Answer with one number: how many lines hold "control".
________________________
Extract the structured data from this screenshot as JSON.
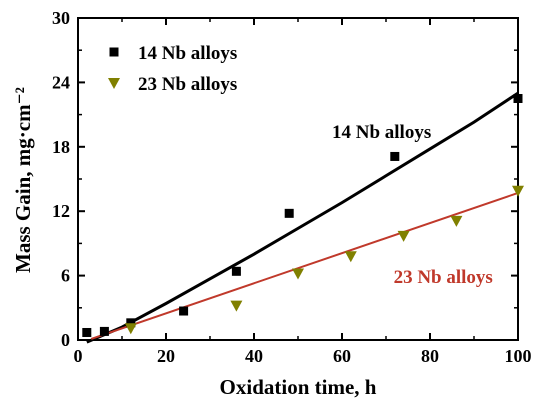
{
  "chart_data": {
    "type": "scatter",
    "title": "",
    "xlabel": "Oxidation time, h",
    "ylabel": "Mass Gain, mg·cm⁻²",
    "xlim": [
      0,
      100
    ],
    "ylim": [
      0,
      30
    ],
    "xticks": [
      "0",
      "20",
      "40",
      "60",
      "80",
      "100"
    ],
    "yticks": [
      "0",
      "6",
      "12",
      "18",
      "24",
      "30"
    ],
    "xtick_values": [
      0,
      20,
      40,
      60,
      80,
      100
    ],
    "ytick_values": [
      0,
      6,
      12,
      18,
      24,
      30
    ],
    "grid": false,
    "legend_position": "top-left",
    "series": [
      {
        "name": "14 Nb alloys",
        "marker": "square",
        "color": "#000000",
        "x": [
          2,
          6,
          12,
          24,
          36,
          48,
          72,
          100
        ],
        "y": [
          0.7,
          0.8,
          1.6,
          2.7,
          6.4,
          11.8,
          17.1,
          22.5
        ],
        "fit": {
          "color": "#000000",
          "x": [
            2,
            10,
            20,
            30,
            40,
            50,
            60,
            70,
            80,
            90,
            100
          ],
          "y": [
            -0.2,
            1.2,
            3.4,
            5.7,
            8.0,
            10.4,
            12.8,
            15.3,
            17.8,
            20.3,
            23.0
          ]
        }
      },
      {
        "name": "23 Nb alloys",
        "marker": "triangle-down",
        "color": "#808000",
        "x": [
          12,
          36,
          50,
          62,
          74,
          86,
          100
        ],
        "y": [
          1.1,
          3.2,
          6.2,
          7.8,
          9.7,
          11.1,
          13.9
        ],
        "fit": {
          "color": "#c0392b",
          "x": [
            3,
            100
          ],
          "y": [
            0.1,
            13.7
          ]
        }
      }
    ],
    "annotations": [
      {
        "text": "14 Nb alloys",
        "color": "#000000",
        "x": 69,
        "y": 18.8
      },
      {
        "text": "23 Nb alloys",
        "color": "#c0392b",
        "x": 83,
        "y": 5.3
      }
    ]
  }
}
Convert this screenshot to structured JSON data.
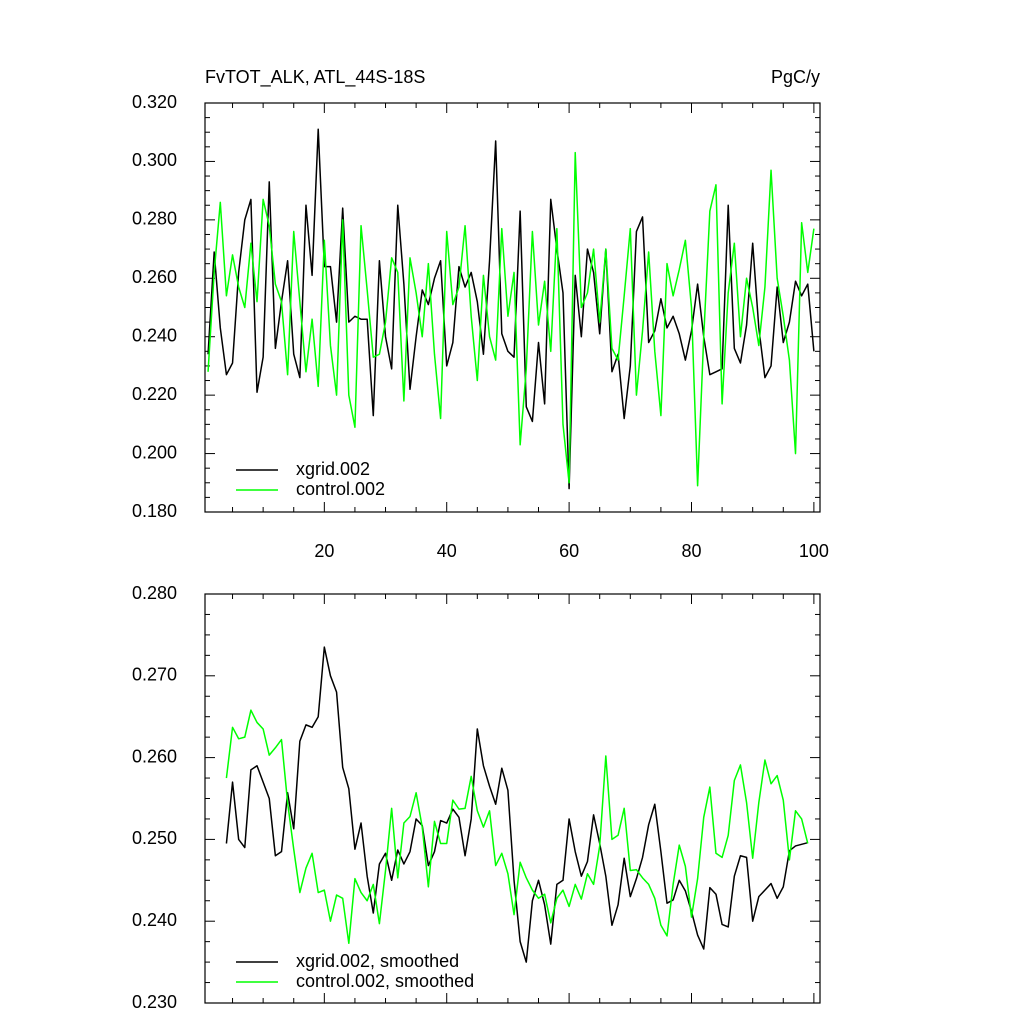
{
  "chart_data": [
    {
      "type": "line",
      "title": "FvTOT_ALK, ATL_44S-18S",
      "units_label": "PgC/y",
      "x": [
        1,
        2,
        3,
        4,
        5,
        6,
        7,
        8,
        9,
        10,
        11,
        12,
        13,
        14,
        15,
        16,
        17,
        18,
        19,
        20,
        21,
        22,
        23,
        24,
        25,
        26,
        27,
        28,
        29,
        30,
        31,
        32,
        33,
        34,
        35,
        36,
        37,
        38,
        39,
        40,
        41,
        42,
        43,
        44,
        45,
        46,
        47,
        48,
        49,
        50,
        51,
        52,
        53,
        54,
        55,
        56,
        57,
        58,
        59,
        60,
        61,
        62,
        63,
        64,
        65,
        66,
        67,
        68,
        69,
        70,
        71,
        72,
        73,
        74,
        75,
        76,
        77,
        78,
        79,
        80,
        81,
        82,
        83,
        84,
        85,
        86,
        87,
        88,
        89,
        90,
        91,
        92,
        93,
        94,
        95,
        96,
        97,
        98,
        99,
        100
      ],
      "series": [
        {
          "name": "xgrid.002",
          "color": "#000000",
          "values": [
            0.234,
            0.269,
            0.243,
            0.227,
            0.231,
            0.262,
            0.28,
            0.287,
            0.221,
            0.233,
            0.293,
            0.236,
            0.252,
            0.266,
            0.234,
            0.226,
            0.285,
            0.261,
            0.311,
            0.264,
            0.264,
            0.245,
            0.284,
            0.245,
            0.247,
            0.246,
            0.246,
            0.213,
            0.266,
            0.24,
            0.229,
            0.285,
            0.258,
            0.222,
            0.24,
            0.256,
            0.251,
            0.26,
            0.266,
            0.23,
            0.238,
            0.264,
            0.257,
            0.262,
            0.252,
            0.234,
            0.266,
            0.307,
            0.241,
            0.235,
            0.233,
            0.283,
            0.216,
            0.211,
            0.238,
            0.217,
            0.287,
            0.27,
            0.255,
            0.188,
            0.261,
            0.24,
            0.27,
            0.262,
            0.241,
            0.27,
            0.228,
            0.234,
            0.212,
            0.23,
            0.276,
            0.281,
            0.238,
            0.242,
            0.253,
            0.243,
            0.247,
            0.241,
            0.232,
            0.242,
            0.258,
            0.24,
            0.227,
            0.228,
            0.229,
            0.285,
            0.236,
            0.231,
            0.244,
            0.272,
            0.243,
            0.226,
            0.23,
            0.257,
            0.238,
            0.245,
            0.259,
            0.254,
            0.258,
            0.235
          ]
        },
        {
          "name": "control.002",
          "color": "#00ff00",
          "values": [
            0.228,
            0.262,
            0.286,
            0.254,
            0.268,
            0.257,
            0.25,
            0.272,
            0.252,
            0.287,
            0.278,
            0.258,
            0.252,
            0.227,
            0.276,
            0.252,
            0.228,
            0.246,
            0.223,
            0.273,
            0.237,
            0.22,
            0.28,
            0.22,
            0.209,
            0.278,
            0.256,
            0.233,
            0.234,
            0.245,
            0.267,
            0.262,
            0.218,
            0.267,
            0.255,
            0.24,
            0.265,
            0.234,
            0.212,
            0.276,
            0.251,
            0.257,
            0.278,
            0.247,
            0.225,
            0.261,
            0.24,
            0.232,
            0.277,
            0.247,
            0.262,
            0.203,
            0.229,
            0.276,
            0.244,
            0.259,
            0.235,
            0.277,
            0.21,
            0.19,
            0.303,
            0.25,
            0.255,
            0.27,
            0.245,
            0.27,
            0.236,
            0.232,
            0.254,
            0.277,
            0.22,
            0.242,
            0.269,
            0.235,
            0.213,
            0.265,
            0.254,
            0.263,
            0.273,
            0.25,
            0.189,
            0.24,
            0.283,
            0.292,
            0.217,
            0.255,
            0.272,
            0.24,
            0.26,
            0.25,
            0.237,
            0.257,
            0.297,
            0.26,
            0.247,
            0.232,
            0.2,
            0.279,
            0.262,
            0.277
          ]
        }
      ],
      "xlim": [
        0.5,
        101
      ],
      "xticks": [
        20,
        40,
        60,
        80,
        100
      ],
      "ylim": [
        0.18,
        0.32
      ],
      "yticks": [
        {
          "value": 0.18,
          "label": "0.180"
        },
        {
          "value": 0.2,
          "label": "0.200"
        },
        {
          "value": 0.22,
          "label": "0.220"
        },
        {
          "value": 0.24,
          "label": "0.240"
        },
        {
          "value": 0.26,
          "label": "0.260"
        },
        {
          "value": 0.28,
          "label": "0.280"
        },
        {
          "value": 0.3,
          "label": "0.300"
        },
        {
          "value": 0.32,
          "label": "0.320"
        }
      ],
      "legend": "bottom-left"
    },
    {
      "type": "line",
      "x": [
        4,
        5,
        6,
        7,
        8,
        9,
        10,
        11,
        12,
        13,
        14,
        15,
        16,
        17,
        18,
        19,
        20,
        21,
        22,
        23,
        24,
        25,
        26,
        27,
        28,
        29,
        30,
        31,
        32,
        33,
        34,
        35,
        36,
        37,
        38,
        39,
        40,
        41,
        42,
        43,
        44,
        45,
        46,
        47,
        48,
        49,
        50,
        51,
        52,
        53,
        54,
        55,
        56,
        57,
        58,
        59,
        60,
        61,
        62,
        63,
        64,
        65,
        66,
        67,
        68,
        69,
        70,
        71,
        72,
        73,
        74,
        75,
        76,
        77,
        78,
        79,
        80,
        81,
        82,
        83,
        84,
        85,
        86,
        87,
        88,
        89,
        90,
        91,
        92,
        93,
        94,
        95,
        96,
        97,
        98,
        99
      ],
      "series": [
        {
          "name": "xgrid.002, smoothed",
          "color": "#000000",
          "values": [
            0.2495,
            0.257,
            0.25,
            0.249,
            0.2585,
            0.259,
            0.257,
            0.255,
            0.248,
            0.2485,
            0.2557,
            0.2513,
            0.262,
            0.264,
            0.2637,
            0.265,
            0.2735,
            0.27,
            0.268,
            0.2588,
            0.2562,
            0.2488,
            0.252,
            0.2455,
            0.241,
            0.247,
            0.2483,
            0.245,
            0.2487,
            0.247,
            0.2485,
            0.2525,
            0.2517,
            0.2468,
            0.2485,
            0.2523,
            0.252,
            0.2537,
            0.2527,
            0.248,
            0.2525,
            0.2635,
            0.259,
            0.2565,
            0.2543,
            0.2587,
            0.256,
            0.245,
            0.2375,
            0.235,
            0.2425,
            0.245,
            0.242,
            0.2372,
            0.2445,
            0.245,
            0.2525,
            0.2485,
            0.2455,
            0.2473,
            0.253,
            0.2495,
            0.2455,
            0.2395,
            0.242,
            0.2477,
            0.243,
            0.2452,
            0.2478,
            0.2518,
            0.2543,
            0.2485,
            0.2422,
            0.2426,
            0.245,
            0.2437,
            0.2412,
            0.2383,
            0.2366,
            0.2441,
            0.2433,
            0.2396,
            0.2393,
            0.2455,
            0.248,
            0.2478,
            0.24,
            0.243,
            0.2438,
            0.2446,
            0.2428,
            0.2442,
            0.2486,
            0.2492,
            0.2494,
            0.2496
          ]
        },
        {
          "name": "control.002, smoothed",
          "color": "#00ff00",
          "values": [
            0.2575,
            0.2637,
            0.2623,
            0.2625,
            0.2658,
            0.2643,
            0.2635,
            0.2603,
            0.2612,
            0.2622,
            0.2545,
            0.2488,
            0.2435,
            0.2465,
            0.2483,
            0.2435,
            0.2438,
            0.24,
            0.2432,
            0.2428,
            0.2373,
            0.2452,
            0.2435,
            0.2425,
            0.2445,
            0.2397,
            0.2462,
            0.2538,
            0.2453,
            0.252,
            0.2528,
            0.2557,
            0.2515,
            0.2442,
            0.2522,
            0.2495,
            0.2495,
            0.2548,
            0.2537,
            0.2538,
            0.2577,
            0.2535,
            0.2515,
            0.2535,
            0.2468,
            0.2483,
            0.2458,
            0.2408,
            0.2472,
            0.2453,
            0.2438,
            0.2428,
            0.2433,
            0.2398,
            0.2428,
            0.2438,
            0.2418,
            0.2445,
            0.2427,
            0.2458,
            0.2445,
            0.2492,
            0.2602,
            0.25,
            0.2505,
            0.2538,
            0.2462,
            0.2463,
            0.2453,
            0.2445,
            0.2428,
            0.2395,
            0.2382,
            0.2445,
            0.2493,
            0.2467,
            0.2405,
            0.2452,
            0.2527,
            0.2564,
            0.2483,
            0.2478,
            0.2505,
            0.2572,
            0.2591,
            0.2545,
            0.2477,
            0.2545,
            0.2597,
            0.2568,
            0.2578,
            0.2548,
            0.2475,
            0.2535,
            0.2525,
            0.2495
          ]
        }
      ],
      "xlim": [
        0.5,
        101
      ],
      "xticks": [
        20,
        40,
        60,
        80,
        100
      ],
      "ylim": [
        0.23,
        0.28
      ],
      "yticks": [
        {
          "value": 0.23,
          "label": "0.230"
        },
        {
          "value": 0.24,
          "label": "0.240"
        },
        {
          "value": 0.25,
          "label": "0.250"
        },
        {
          "value": 0.26,
          "label": "0.260"
        },
        {
          "value": 0.27,
          "label": "0.270"
        },
        {
          "value": 0.28,
          "label": "0.280"
        }
      ],
      "legend": "bottom-left"
    }
  ]
}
________________________
» **Exercise answer**
2